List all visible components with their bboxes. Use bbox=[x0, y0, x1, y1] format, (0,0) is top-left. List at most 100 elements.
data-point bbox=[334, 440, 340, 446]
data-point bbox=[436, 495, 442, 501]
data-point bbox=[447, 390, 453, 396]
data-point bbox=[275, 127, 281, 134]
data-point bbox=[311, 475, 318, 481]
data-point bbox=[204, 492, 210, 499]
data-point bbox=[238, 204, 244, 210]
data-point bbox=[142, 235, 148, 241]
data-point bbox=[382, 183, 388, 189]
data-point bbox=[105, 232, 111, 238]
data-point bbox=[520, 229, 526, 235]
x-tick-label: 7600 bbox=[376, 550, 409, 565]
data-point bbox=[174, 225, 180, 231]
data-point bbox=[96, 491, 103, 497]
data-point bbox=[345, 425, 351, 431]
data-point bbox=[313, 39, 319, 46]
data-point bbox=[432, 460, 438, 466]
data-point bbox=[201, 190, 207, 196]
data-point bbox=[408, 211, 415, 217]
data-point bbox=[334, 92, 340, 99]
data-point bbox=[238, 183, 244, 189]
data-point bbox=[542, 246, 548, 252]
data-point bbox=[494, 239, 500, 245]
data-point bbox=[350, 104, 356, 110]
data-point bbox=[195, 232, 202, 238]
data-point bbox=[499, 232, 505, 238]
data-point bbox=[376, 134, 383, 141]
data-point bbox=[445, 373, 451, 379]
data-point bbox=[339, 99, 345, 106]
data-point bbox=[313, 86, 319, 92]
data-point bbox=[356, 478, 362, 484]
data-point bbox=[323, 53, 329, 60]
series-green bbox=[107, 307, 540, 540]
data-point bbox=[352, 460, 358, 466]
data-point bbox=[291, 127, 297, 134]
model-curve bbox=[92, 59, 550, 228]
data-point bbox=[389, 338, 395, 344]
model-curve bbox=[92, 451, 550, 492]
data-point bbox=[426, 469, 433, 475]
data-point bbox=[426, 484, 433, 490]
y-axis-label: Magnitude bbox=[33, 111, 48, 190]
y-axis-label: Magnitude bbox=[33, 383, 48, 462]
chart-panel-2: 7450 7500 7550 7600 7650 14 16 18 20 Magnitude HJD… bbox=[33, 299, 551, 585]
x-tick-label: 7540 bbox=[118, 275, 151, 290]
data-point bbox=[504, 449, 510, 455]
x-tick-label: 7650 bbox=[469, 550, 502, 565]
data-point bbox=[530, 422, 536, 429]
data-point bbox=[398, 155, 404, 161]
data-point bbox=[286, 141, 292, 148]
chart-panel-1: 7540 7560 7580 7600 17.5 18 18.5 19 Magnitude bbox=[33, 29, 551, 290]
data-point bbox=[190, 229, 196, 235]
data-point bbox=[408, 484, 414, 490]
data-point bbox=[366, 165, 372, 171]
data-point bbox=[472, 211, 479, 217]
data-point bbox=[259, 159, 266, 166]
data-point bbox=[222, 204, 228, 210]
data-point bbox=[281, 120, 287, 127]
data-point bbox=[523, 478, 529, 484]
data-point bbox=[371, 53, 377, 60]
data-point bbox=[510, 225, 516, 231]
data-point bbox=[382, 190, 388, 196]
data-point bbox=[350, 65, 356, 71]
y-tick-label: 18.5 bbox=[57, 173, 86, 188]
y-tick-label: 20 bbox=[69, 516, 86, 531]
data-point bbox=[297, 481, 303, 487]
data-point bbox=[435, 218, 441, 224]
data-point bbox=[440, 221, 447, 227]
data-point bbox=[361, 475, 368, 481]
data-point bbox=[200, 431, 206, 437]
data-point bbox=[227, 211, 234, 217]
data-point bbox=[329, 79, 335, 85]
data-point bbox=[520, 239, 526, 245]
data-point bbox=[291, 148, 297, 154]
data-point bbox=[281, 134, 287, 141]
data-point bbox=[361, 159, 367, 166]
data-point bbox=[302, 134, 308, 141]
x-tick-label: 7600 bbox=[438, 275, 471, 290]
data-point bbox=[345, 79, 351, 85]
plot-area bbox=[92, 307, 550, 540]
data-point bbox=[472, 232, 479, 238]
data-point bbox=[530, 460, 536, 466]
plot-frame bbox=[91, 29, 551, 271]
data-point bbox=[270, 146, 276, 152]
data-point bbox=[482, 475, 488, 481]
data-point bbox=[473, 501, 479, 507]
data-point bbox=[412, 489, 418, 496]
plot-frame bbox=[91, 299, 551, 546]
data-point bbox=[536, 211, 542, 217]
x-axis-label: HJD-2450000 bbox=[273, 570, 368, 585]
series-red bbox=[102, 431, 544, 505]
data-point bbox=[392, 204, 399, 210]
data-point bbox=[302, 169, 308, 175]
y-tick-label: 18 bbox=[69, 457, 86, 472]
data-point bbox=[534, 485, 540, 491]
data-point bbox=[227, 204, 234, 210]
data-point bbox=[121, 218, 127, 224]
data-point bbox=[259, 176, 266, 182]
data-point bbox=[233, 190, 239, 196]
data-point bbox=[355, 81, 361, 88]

***

● Task objective: Rewrite the stretch from the start of the records through the line containing "data-point bbox=[105, 232, 111, 238]", changing "components" to "items" and leaving everything else unchanged.

● Solution below:
List all visible items with their bboxes. Use bbox=[x0, y0, x1, y1] format, (0,0) is top-left. List at most 100 elements.
data-point bbox=[334, 440, 340, 446]
data-point bbox=[436, 495, 442, 501]
data-point bbox=[447, 390, 453, 396]
data-point bbox=[275, 127, 281, 134]
data-point bbox=[311, 475, 318, 481]
data-point bbox=[204, 492, 210, 499]
data-point bbox=[238, 204, 244, 210]
data-point bbox=[142, 235, 148, 241]
data-point bbox=[382, 183, 388, 189]
data-point bbox=[105, 232, 111, 238]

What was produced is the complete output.